### [Aim of the exercise]
Extract every line that includes the string "What".

##### Task input

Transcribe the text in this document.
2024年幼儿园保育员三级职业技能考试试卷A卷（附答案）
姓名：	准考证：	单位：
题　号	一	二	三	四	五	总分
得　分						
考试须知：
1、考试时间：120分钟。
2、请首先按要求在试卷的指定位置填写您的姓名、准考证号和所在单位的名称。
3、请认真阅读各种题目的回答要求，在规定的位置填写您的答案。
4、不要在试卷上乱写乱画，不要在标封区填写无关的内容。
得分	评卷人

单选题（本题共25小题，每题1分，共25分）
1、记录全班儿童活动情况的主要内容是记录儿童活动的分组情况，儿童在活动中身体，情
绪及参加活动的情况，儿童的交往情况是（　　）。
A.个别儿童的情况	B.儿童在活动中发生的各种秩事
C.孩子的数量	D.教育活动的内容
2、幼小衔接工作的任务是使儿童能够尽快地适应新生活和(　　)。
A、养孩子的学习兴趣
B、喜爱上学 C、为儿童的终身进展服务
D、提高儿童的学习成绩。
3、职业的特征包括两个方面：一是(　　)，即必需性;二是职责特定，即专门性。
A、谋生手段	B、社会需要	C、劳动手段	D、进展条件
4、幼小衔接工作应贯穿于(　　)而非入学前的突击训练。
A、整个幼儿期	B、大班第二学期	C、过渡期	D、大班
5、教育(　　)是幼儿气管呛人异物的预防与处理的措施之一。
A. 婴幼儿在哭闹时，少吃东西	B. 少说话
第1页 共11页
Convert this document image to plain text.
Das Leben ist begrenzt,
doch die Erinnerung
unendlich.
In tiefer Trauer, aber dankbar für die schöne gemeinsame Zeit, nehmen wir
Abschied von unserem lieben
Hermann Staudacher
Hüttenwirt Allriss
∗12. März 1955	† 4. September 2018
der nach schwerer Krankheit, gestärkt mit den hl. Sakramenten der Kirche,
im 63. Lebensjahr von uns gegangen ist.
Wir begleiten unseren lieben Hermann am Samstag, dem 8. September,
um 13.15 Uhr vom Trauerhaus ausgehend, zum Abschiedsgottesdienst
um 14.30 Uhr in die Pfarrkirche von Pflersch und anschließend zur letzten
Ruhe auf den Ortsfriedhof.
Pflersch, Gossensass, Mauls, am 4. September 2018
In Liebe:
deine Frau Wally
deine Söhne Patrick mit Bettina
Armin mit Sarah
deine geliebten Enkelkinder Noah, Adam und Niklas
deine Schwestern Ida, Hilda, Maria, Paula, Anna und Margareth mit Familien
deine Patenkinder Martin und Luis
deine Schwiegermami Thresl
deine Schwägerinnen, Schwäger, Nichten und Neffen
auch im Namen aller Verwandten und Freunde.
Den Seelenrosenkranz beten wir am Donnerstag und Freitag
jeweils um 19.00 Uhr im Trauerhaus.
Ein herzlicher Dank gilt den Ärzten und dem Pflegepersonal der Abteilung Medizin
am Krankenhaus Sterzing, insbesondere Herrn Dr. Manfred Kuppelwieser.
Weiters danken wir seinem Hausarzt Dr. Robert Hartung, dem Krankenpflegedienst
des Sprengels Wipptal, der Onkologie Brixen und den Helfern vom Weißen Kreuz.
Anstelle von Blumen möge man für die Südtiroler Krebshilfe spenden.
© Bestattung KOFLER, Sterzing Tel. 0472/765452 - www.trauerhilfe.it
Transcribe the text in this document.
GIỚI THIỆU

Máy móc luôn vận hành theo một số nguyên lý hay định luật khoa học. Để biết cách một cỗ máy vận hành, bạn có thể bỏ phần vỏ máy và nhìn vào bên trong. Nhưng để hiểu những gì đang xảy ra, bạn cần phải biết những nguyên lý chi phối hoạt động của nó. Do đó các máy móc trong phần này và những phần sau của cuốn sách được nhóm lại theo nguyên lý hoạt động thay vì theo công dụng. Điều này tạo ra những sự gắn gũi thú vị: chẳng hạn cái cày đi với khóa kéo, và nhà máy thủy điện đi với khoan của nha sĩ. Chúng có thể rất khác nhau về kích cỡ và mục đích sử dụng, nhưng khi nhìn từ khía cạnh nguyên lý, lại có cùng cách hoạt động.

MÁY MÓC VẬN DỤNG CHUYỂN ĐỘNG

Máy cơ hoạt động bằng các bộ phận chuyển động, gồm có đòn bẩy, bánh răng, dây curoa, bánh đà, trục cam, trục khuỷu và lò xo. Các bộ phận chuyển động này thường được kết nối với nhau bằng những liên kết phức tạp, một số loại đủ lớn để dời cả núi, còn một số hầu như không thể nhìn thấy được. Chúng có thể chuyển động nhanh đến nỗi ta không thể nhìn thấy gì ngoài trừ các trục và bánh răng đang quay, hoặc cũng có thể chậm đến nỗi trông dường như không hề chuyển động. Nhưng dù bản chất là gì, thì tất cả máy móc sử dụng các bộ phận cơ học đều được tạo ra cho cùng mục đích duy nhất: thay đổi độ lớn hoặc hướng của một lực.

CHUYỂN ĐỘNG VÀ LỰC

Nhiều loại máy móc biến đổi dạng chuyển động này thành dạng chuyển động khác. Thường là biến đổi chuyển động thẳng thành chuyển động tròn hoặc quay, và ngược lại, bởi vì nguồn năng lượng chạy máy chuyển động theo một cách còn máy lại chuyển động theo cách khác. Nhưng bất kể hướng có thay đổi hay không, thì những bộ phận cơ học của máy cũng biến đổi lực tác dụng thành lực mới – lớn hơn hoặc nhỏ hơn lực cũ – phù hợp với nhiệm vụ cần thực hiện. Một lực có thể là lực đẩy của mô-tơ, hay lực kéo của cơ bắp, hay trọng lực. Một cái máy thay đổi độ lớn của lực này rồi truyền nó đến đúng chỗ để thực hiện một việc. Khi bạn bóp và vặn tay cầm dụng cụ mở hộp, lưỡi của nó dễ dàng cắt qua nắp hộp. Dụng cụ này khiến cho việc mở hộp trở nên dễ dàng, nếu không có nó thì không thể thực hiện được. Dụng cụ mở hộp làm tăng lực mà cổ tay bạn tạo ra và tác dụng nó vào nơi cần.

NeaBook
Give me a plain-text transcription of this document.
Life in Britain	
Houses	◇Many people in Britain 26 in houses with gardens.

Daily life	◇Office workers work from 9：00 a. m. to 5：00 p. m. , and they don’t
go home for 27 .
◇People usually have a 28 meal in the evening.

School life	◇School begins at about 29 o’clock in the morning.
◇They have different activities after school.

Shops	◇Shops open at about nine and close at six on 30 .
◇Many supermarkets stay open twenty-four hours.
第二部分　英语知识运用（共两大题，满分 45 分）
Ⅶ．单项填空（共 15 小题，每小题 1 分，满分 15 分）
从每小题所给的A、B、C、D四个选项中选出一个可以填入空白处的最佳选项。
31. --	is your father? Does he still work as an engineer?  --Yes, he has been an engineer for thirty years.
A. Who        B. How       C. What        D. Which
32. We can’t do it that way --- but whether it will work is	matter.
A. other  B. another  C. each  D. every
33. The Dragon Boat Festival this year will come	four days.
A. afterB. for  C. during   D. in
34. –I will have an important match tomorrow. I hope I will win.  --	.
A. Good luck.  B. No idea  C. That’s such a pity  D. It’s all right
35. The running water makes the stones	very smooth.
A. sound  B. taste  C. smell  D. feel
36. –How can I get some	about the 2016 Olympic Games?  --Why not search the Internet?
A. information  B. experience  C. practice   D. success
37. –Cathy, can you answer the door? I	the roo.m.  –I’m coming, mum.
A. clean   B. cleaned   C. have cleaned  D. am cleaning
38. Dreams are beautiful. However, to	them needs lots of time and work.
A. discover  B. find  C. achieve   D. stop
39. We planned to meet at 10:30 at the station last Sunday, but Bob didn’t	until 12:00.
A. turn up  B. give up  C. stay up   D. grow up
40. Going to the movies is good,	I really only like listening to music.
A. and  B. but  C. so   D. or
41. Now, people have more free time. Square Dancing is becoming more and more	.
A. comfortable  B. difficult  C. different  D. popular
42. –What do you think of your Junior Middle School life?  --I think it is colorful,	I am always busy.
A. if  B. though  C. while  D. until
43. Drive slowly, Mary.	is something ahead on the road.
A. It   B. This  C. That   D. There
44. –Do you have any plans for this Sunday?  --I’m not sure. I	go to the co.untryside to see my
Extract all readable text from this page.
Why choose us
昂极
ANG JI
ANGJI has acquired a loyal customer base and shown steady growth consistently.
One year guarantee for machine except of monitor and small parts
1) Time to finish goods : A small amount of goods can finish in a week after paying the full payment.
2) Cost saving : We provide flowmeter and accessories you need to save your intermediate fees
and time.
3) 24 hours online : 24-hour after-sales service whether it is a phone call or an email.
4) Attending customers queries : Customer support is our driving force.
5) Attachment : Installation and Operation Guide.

##########

### [Output of the task]
A. Who        B. How       C. What        D. Which
42. –What do you think of your Junior Middle School life?  --I think it is colorful,	I am always busy.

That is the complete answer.